>> START Stored data

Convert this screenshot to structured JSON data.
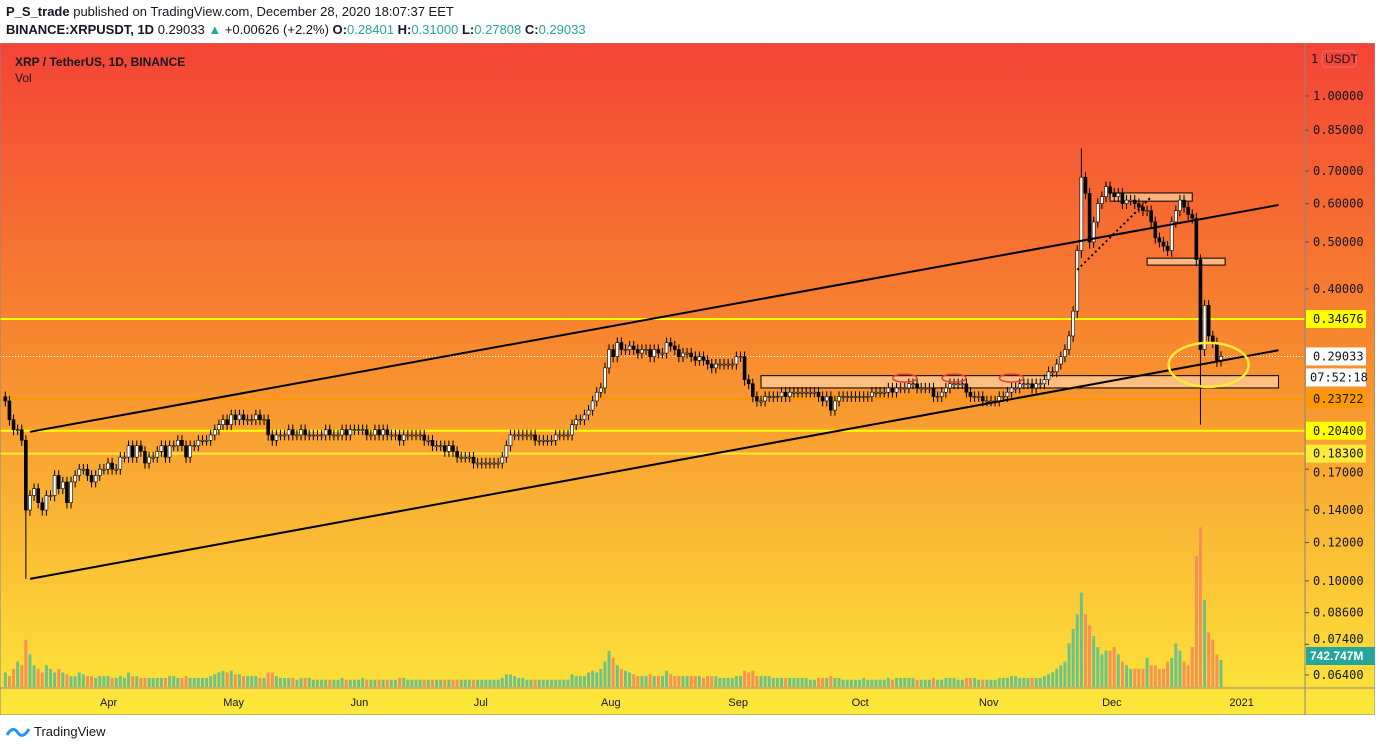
{
  "header": {
    "author": "P_S_trade",
    "published": "published on TradingView.com, December 28, 2020 18:07:37 EET",
    "symbol": "BINANCE:XRPUSDT, 1D",
    "last": "0.29033",
    "change": "+0.00626 (+2.2%)",
    "o_label": "O:",
    "o": "0.28401",
    "h_label": "H:",
    "h": "0.31000",
    "l_label": "L:",
    "l": "0.27808",
    "c_label": "C:",
    "c": "0.29033"
  },
  "legend": {
    "title": "XRP / TetherUS, 1D, BINANCE",
    "indicator": "Vol"
  },
  "footer": {
    "brand": "TradingView"
  },
  "colors": {
    "bg_top": "#f44336",
    "bg_mid": "#f7892f",
    "bg_bottom": "#fde83a",
    "up_volume": "#5fbf8f",
    "down_volume": "#f58a5a",
    "volume_badge": "#26a69a",
    "level_yellow": "#ffff00",
    "level_orange": "#ff9800"
  },
  "chart_data": {
    "type": "candlestick",
    "title": "XRP / TetherUS, 1D, BINANCE",
    "scale": "log",
    "currency_label": "USDT",
    "scale_mode_label": "1",
    "ylim": [
      0.06,
      1.1
    ],
    "y_ticks": [
      "1.00000",
      "0.85000",
      "0.70000",
      "0.60000",
      "0.50000",
      "0.40000",
      "0.17000",
      "0.14000",
      "0.12000",
      "0.10000",
      "0.08600",
      "0.07400",
      "0.06400"
    ],
    "x_ticks": [
      {
        "label": "Apr",
        "date": "2020-04-01"
      },
      {
        "label": "May",
        "date": "2020-05-01"
      },
      {
        "label": "Jun",
        "date": "2020-06-01"
      },
      {
        "label": "Jul",
        "date": "2020-07-01"
      },
      {
        "label": "Aug",
        "date": "2020-08-01"
      },
      {
        "label": "Sep",
        "date": "2020-09-01"
      },
      {
        "label": "Oct",
        "date": "2020-10-01"
      },
      {
        "label": "Nov",
        "date": "2020-11-01"
      },
      {
        "label": "Dec",
        "date": "2020-12-01"
      },
      {
        "label": "2021",
        "date": "2021-01-01"
      }
    ],
    "closes_by_month": {
      "2020-03": [
        0.235,
        0.215,
        0.205,
        0.205,
        0.195,
        0.14,
        0.15,
        0.155,
        0.145,
        0.14,
        0.15,
        0.15,
        0.165,
        0.155,
        0.16,
        0.145,
        0.16,
        0.165,
        0.17,
        0.17,
        0.165,
        0.16,
        0.165,
        0.17,
        0.17
      ],
      "2020-04": [
        0.175,
        0.17,
        0.17,
        0.18,
        0.18,
        0.19,
        0.18,
        0.19,
        0.185,
        0.175,
        0.18,
        0.18,
        0.185,
        0.19,
        0.18,
        0.19,
        0.19,
        0.195,
        0.19,
        0.18,
        0.19,
        0.19,
        0.195,
        0.195,
        0.195,
        0.2,
        0.205,
        0.21,
        0.215,
        0.21
      ],
      "2020-05": [
        0.22,
        0.215,
        0.22,
        0.215,
        0.215,
        0.215,
        0.22,
        0.215,
        0.215,
        0.2,
        0.195,
        0.2,
        0.2,
        0.2,
        0.205,
        0.2,
        0.2,
        0.205,
        0.2,
        0.2,
        0.2,
        0.2,
        0.2,
        0.205,
        0.2,
        0.2,
        0.2,
        0.205,
        0.2,
        0.205,
        0.205
      ],
      "2020-06": [
        0.205,
        0.205,
        0.2,
        0.2,
        0.205,
        0.2,
        0.205,
        0.2,
        0.2,
        0.2,
        0.195,
        0.2,
        0.2,
        0.2,
        0.2,
        0.2,
        0.195,
        0.195,
        0.19,
        0.19,
        0.19,
        0.185,
        0.19,
        0.185,
        0.18,
        0.18,
        0.18,
        0.18,
        0.175,
        0.175
      ],
      "2020-07": [
        0.175,
        0.175,
        0.175,
        0.175,
        0.175,
        0.18,
        0.19,
        0.2,
        0.2,
        0.2,
        0.2,
        0.2,
        0.2,
        0.195,
        0.195,
        0.195,
        0.195,
        0.195,
        0.2,
        0.2,
        0.2,
        0.2,
        0.21,
        0.215,
        0.215,
        0.22,
        0.225,
        0.235,
        0.245,
        0.25,
        0.275
      ],
      "2020-08": [
        0.3,
        0.29,
        0.31,
        0.3,
        0.3,
        0.305,
        0.3,
        0.295,
        0.3,
        0.3,
        0.29,
        0.3,
        0.295,
        0.295,
        0.31,
        0.305,
        0.3,
        0.29,
        0.295,
        0.295,
        0.29,
        0.285,
        0.29,
        0.285,
        0.28,
        0.275,
        0.28,
        0.28,
        0.28,
        0.28,
        0.28
      ],
      "2020-09": [
        0.29,
        0.29,
        0.26,
        0.255,
        0.24,
        0.235,
        0.235,
        0.24,
        0.24,
        0.24,
        0.24,
        0.245,
        0.24,
        0.245,
        0.245,
        0.245,
        0.245,
        0.245,
        0.245,
        0.245,
        0.24,
        0.235,
        0.24,
        0.225,
        0.235,
        0.24,
        0.24,
        0.24,
        0.24,
        0.24
      ],
      "2020-10": [
        0.24,
        0.24,
        0.24,
        0.245,
        0.245,
        0.245,
        0.245,
        0.25,
        0.245,
        0.25,
        0.25,
        0.25,
        0.255,
        0.255,
        0.25,
        0.25,
        0.25,
        0.25,
        0.24,
        0.24,
        0.245,
        0.25,
        0.255,
        0.255,
        0.255,
        0.255,
        0.245,
        0.24,
        0.24,
        0.24,
        0.235
      ],
      "2020-11": [
        0.235,
        0.235,
        0.235,
        0.24,
        0.24,
        0.245,
        0.25,
        0.25,
        0.255,
        0.255,
        0.255,
        0.25,
        0.255,
        0.255,
        0.26,
        0.27,
        0.27,
        0.28,
        0.29,
        0.3,
        0.32,
        0.36,
        0.48,
        0.68,
        0.63,
        0.5,
        0.55,
        0.6,
        0.62,
        0.65
      ],
      "2020-12": [
        0.63,
        0.62,
        0.63,
        0.6,
        0.61,
        0.61,
        0.6,
        0.59,
        0.58,
        0.58,
        0.55,
        0.51,
        0.5,
        0.49,
        0.48,
        0.55,
        0.58,
        0.61,
        0.59,
        0.57,
        0.56,
        0.46,
        0.3,
        0.37,
        0.32,
        0.31,
        0.284,
        0.29033
      ]
    },
    "volume_m_by_month": {
      "2020-03": [
        400,
        300,
        500,
        700,
        600,
        1300,
        900,
        600,
        500,
        400,
        600,
        500,
        400,
        500,
        400,
        350,
        300,
        300,
        400,
        350,
        300,
        300,
        250,
        300,
        300
      ],
      "2020-04": [
        300,
        250,
        250,
        300,
        250,
        400,
        300,
        300,
        250,
        250,
        250,
        250,
        250,
        250,
        250,
        300,
        300,
        250,
        250,
        300,
        250,
        250,
        250,
        250,
        250,
        300,
        350,
        400,
        450,
        400
      ],
      "2020-05": [
        450,
        350,
        350,
        300,
        300,
        300,
        300,
        250,
        250,
        400,
        400,
        300,
        250,
        250,
        250,
        250,
        200,
        250,
        250,
        250,
        200,
        200,
        200,
        200,
        200,
        200,
        200,
        250,
        200,
        200,
        200
      ],
      "2020-06": [
        200,
        250,
        200,
        200,
        200,
        200,
        200,
        200,
        200,
        200,
        250,
        250,
        200,
        200,
        200,
        200,
        200,
        200,
        200,
        200,
        200,
        200,
        200,
        200,
        200,
        200,
        200,
        200,
        200,
        200
      ],
      "2020-07": [
        200,
        200,
        200,
        200,
        200,
        250,
        350,
        350,
        300,
        250,
        250,
        200,
        200,
        200,
        200,
        200,
        200,
        200,
        200,
        200,
        200,
        200,
        350,
        300,
        300,
        300,
        400,
        450,
        400,
        500,
        700
      ],
      "2020-08": [
        1000,
        800,
        600,
        500,
        450,
        400,
        350,
        300,
        300,
        300,
        350,
        300,
        300,
        300,
        450,
        350,
        300,
        300,
        300,
        300,
        300,
        300,
        300,
        250,
        300,
        300,
        300,
        250,
        250,
        250,
        250
      ],
      "2020-09": [
        300,
        300,
        450,
        400,
        450,
        300,
        300,
        300,
        300,
        250,
        250,
        250,
        250,
        250,
        250,
        250,
        250,
        250,
        200,
        200,
        250,
        250,
        250,
        300,
        250,
        250,
        200,
        200,
        200,
        200
      ],
      "2020-10": [
        200,
        250,
        200,
        200,
        200,
        200,
        200,
        250,
        200,
        250,
        250,
        250,
        250,
        250,
        200,
        200,
        200,
        200,
        250,
        200,
        200,
        250,
        250,
        250,
        200,
        200,
        250,
        250,
        250,
        200,
        200
      ],
      "2020-11": [
        200,
        200,
        200,
        250,
        250,
        250,
        300,
        300,
        250,
        250,
        250,
        250,
        250,
        250,
        300,
        350,
        400,
        500,
        600,
        700,
        1200,
        1600,
        2000,
        2600,
        2000,
        1700,
        1400,
        1100,
        900,
        1000
      ],
      "2020-12": [
        1000,
        1100,
        900,
        700,
        600,
        500,
        500,
        500,
        500,
        800,
        600,
        600,
        500,
        500,
        700,
        800,
        1200,
        1000,
        700,
        600,
        1100,
        3600,
        4400,
        2400,
        1500,
        1300,
        900,
        743
      ]
    },
    "last_price_label": "0.29033",
    "countdown_label": "07:52:18",
    "volume_label": "742.747M",
    "levels": [
      {
        "price": 0.34676,
        "label": "0.34676",
        "color": "#ffff00",
        "style": "solid"
      },
      {
        "price": 0.23722,
        "label": "0.23722",
        "color": "#ff9800",
        "style": "solid"
      },
      {
        "price": 0.204,
        "label": "0.20400",
        "color": "#ffff00",
        "style": "solid"
      },
      {
        "price": 0.183,
        "label": "0.18300",
        "color": "#ffeb3b",
        "style": "solid"
      }
    ],
    "trendlines": [
      {
        "name": "channel-upper",
        "from": [
          "2020-03-13",
          0.203
        ],
        "to": [
          "2021-01-11",
          0.596
        ],
        "style": "solid"
      },
      {
        "name": "channel-lower",
        "from": [
          "2020-03-13",
          0.101
        ],
        "to": [
          "2021-01-11",
          0.299
        ],
        "style": "solid"
      },
      {
        "name": "dotted-support",
        "from": [
          "2020-11-23",
          0.438
        ],
        "to": [
          "2020-12-11",
          0.619
        ],
        "style": "dotted"
      }
    ],
    "zones": [
      {
        "from": "2020-09-07",
        "to": "2021-01-11",
        "low": 0.25,
        "high": 0.265
      },
      {
        "from": "2020-12-01",
        "to": "2020-12-21",
        "low": 0.607,
        "high": 0.631
      },
      {
        "from": "2020-12-10",
        "to": "2020-12-29",
        "low": 0.448,
        "high": 0.463
      }
    ],
    "highlight_ellipse": {
      "date": "2020-12-25",
      "price": 0.279,
      "color": "#ffeb3b"
    },
    "marker_ellipses": [
      {
        "date": "2020-10-12",
        "price": 0.262
      },
      {
        "date": "2020-10-24",
        "price": 0.262
      },
      {
        "date": "2020-11-07",
        "price": 0.262
      }
    ]
  }
}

>> END Stored data

- **What you will do**: Copy each line from the data above that includes "name".

- **Result of this exercise**:
        "name": "channel-upper",
        "name": "channel-lower",
        "name": "dotted-support",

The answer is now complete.